The service should be accessible on port 8000 of localhost, so we'll try to make a prediction using the curl command running inside of a container connected to the network:
!docker run -it --rm \
--net data-enrichment-network \
curlimages/curl \
curl -X 'POST' \
'http://insurance_charges_model_service:8000/api/models/insurance_charges_model/prediction' \
-H 'accept: application/json' \
-H 'Content-Type: application/json' \
-d '{"ssn": "646-87-1351"}'
{"charges":6416.86}
The model predicted that the insurance charges will be $6416.86 for the person whose SSN is 646-87-1351.
We're done with the service and the database so we'll shut down the docker containers and the docker network.
!docker kill postgres
!docker rm postgres
!docker kill insurance_charges_model_service
!docker rm insurance_charges_model_service
!docker network rm data-enrichment-network
postgres
postgres
insurance_charges_model_service
insurance_charges_model_service
data-enrichment-network
Setting up Digital Ocean
In order to deploy the model service to a DigitalOcean kubernetes cluster, we'll need to connect to the DigitalOcean API.
In this section we'll be using the doctl command line utility which will help us to interact with the Digital Ocean Kubernetes service. We followed these instructions to install the doctl utility. Before we can do anything with the Digital Ocean API, we need to authenticate, so we created an API token by following these instructions. Once we have the token we can add it to the doctl utility by creating a new authentication context with this command:
doctl auth init --context model-services-context
The command will ask for the token that we generated on the website.

(Records in a dataset)
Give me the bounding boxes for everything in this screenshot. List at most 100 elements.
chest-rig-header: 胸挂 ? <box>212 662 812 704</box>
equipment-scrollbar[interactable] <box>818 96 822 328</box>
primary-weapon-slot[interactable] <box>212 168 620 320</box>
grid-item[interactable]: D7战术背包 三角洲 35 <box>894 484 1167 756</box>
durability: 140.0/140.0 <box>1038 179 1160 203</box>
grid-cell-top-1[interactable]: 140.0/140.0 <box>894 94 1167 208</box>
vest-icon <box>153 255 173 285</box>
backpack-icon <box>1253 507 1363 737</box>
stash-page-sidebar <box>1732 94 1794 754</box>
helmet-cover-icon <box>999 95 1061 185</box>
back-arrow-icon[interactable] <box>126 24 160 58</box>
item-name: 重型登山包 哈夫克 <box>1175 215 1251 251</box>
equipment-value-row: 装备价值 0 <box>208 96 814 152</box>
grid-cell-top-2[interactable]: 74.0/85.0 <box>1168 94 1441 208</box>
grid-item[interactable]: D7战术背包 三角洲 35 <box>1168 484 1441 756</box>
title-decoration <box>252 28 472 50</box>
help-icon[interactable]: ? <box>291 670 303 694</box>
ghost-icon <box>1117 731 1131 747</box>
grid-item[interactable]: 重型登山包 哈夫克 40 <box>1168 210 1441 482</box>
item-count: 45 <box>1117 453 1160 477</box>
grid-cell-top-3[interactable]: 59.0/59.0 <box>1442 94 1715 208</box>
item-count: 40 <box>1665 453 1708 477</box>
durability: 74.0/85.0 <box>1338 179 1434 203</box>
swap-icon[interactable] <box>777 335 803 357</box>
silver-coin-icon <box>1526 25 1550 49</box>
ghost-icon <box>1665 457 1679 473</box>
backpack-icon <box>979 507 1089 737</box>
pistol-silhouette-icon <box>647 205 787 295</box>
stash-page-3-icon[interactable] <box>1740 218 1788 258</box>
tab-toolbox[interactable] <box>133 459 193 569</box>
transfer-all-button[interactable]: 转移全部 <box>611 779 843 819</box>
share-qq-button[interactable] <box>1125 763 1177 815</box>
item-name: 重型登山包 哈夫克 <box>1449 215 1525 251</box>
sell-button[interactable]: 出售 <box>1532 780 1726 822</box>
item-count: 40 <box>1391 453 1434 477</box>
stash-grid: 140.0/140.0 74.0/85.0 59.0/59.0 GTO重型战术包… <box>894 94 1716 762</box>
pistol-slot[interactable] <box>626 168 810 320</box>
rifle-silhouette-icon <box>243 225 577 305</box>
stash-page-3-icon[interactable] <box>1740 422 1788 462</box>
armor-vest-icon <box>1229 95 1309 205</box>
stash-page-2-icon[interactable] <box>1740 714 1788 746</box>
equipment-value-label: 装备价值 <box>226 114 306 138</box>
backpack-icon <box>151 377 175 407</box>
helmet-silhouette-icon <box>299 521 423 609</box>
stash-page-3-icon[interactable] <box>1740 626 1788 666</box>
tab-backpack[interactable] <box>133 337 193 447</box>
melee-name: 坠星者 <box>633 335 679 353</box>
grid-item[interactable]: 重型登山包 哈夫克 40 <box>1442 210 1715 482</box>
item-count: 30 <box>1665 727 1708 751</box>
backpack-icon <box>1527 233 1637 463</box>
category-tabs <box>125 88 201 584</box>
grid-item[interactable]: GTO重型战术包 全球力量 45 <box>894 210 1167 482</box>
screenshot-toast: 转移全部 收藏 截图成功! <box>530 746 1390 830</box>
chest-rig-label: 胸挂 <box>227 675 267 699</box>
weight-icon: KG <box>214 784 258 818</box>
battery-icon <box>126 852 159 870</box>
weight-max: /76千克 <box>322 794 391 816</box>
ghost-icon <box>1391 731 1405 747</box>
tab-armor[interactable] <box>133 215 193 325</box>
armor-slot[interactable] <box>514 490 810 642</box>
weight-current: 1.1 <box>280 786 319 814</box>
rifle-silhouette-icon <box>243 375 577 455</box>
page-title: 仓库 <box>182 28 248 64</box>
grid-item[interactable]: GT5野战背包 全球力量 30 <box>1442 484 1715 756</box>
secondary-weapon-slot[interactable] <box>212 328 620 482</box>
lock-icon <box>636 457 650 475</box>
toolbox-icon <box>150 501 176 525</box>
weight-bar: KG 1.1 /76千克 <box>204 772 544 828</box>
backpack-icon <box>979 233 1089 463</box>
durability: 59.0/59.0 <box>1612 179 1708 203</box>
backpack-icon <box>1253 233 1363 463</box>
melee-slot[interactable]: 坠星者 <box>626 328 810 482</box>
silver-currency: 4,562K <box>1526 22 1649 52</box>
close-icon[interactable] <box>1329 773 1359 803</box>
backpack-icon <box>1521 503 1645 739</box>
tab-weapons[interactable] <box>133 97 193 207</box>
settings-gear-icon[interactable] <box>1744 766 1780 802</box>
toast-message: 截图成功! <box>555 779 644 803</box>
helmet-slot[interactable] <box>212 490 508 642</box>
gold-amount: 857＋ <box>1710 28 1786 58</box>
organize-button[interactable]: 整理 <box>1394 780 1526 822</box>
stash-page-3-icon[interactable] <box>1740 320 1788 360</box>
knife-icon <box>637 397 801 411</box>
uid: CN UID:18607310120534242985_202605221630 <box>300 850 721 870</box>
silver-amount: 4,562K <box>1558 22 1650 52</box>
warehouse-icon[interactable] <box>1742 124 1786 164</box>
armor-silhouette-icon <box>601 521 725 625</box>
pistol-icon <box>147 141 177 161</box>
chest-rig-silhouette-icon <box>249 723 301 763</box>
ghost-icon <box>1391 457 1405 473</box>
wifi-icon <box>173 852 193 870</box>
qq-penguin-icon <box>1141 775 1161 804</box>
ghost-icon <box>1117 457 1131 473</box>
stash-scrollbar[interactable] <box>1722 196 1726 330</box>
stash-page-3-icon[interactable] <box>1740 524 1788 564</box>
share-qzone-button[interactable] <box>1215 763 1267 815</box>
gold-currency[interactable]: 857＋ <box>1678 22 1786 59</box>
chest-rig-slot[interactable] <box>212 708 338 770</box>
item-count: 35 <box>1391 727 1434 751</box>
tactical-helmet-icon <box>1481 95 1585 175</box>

TO-DO LIST:
1 – Please repeat the records word for word, starting with their first line and going on through the line with "ghost-icon <box>1117 731 1131 747</box>".
2 – Carry on the text about deploying the insurance charges model service from the point where it stops.

SET OF ANSWERS:
1 –
Give me the bounding boxes for everything in this screenshot. List at most 100 elements.
chest-rig-header: 胸挂 ? <box>212 662 812 704</box>
equipment-scrollbar[interactable] <box>818 96 822 328</box>
primary-weapon-slot[interactable] <box>212 168 620 320</box>
grid-item[interactable]: D7战术背包 三角洲 35 <box>894 484 1167 756</box>
durability: 140.0/140.0 <box>1038 179 1160 203</box>
grid-cell-top-1[interactable]: 140.0/140.0 <box>894 94 1167 208</box>
vest-icon <box>153 255 173 285</box>
backpack-icon <box>1253 507 1363 737</box>
stash-page-sidebar <box>1732 94 1794 754</box>
helmet-cover-icon <box>999 95 1061 185</box>
back-arrow-icon[interactable] <box>126 24 160 58</box>
item-name: 重型登山包 哈夫克 <box>1175 215 1251 251</box>
equipment-value-row: 装备价值 0 <box>208 96 814 152</box>
grid-cell-top-2[interactable]: 74.0/85.0 <box>1168 94 1441 208</box>
grid-item[interactable]: D7战术背包 三角洲 35 <box>1168 484 1441 756</box>
title-decoration <box>252 28 472 50</box>
help-icon[interactable]: ? <box>291 670 303 694</box>
ghost-icon <box>1117 731 1131 747</box>

2 –
The command creates a new context called "model-services-context" that we'll use to interact with the Digital Ocean API. The command asks for the API token we generated and saves it into the configuration file of the tool. To make sure that the context was created correctly and is the current context, execute this command:
!doctl auth list
default
model-services-context (current)
The newly created context should be listed and have "(current)" by its name. If the context we created is not the current context, we can switch to it with this command:
!doctl auth switch --context model-services-context
Now using context [model-services-context] by default
Now that we have the credentials necessary, we can start creating the infrastructure for our deployment.
Creating the Kubernetes Cluster
To create the kubernetes cluster and supporting infrastructure, we'll use Terraform. Terraform is an Infrastructure as Code (IaC) tool that will allow us to declaratively create our infrastructure in configuration files, and then create, manage, and destroy it with simple commands. The command line Terraform tool can be installed by following these intructions.
We wont be doing a deep dive into Terraform for this blog post because it would make the post too long. The Terraform module that we'll install is in the source code attached to this post, in the "terraform" folder.
To begin, we'll switch into the terraform folder and add our API token to an environment variable.
%cd ../terraform
%env DIGITALOCEAN_TOKEN=dop_v1_c857bb7bb4bed089000125513c49f642f03401253ec09178c41f94df665312a
clear_output()
Next, we'll initialize the Terraform environment.
!terraform init
Initializing the backend...
Initializing provider plugins...
- Finding latest version of hashicorp/kubernetes...
- Finding digitalocean/digitalocean versions matching "~> 2.0"...
- Installing hashicorp/kubernetes v2.11.0...
- Installed hashicorp/kubernetes v2.11.0 (signed by HashiCorp)
- Installing digitalocean/digitalocean v2.19.0...
- Installed digitalocean/digitalocean v2.19.0 (signed by a HashiCorp partner, key ID F82037E524B9C0E8)
...
The terraform environment is now initialized and stored in the terraform folder. We can now create a plan for the deployment of the resources.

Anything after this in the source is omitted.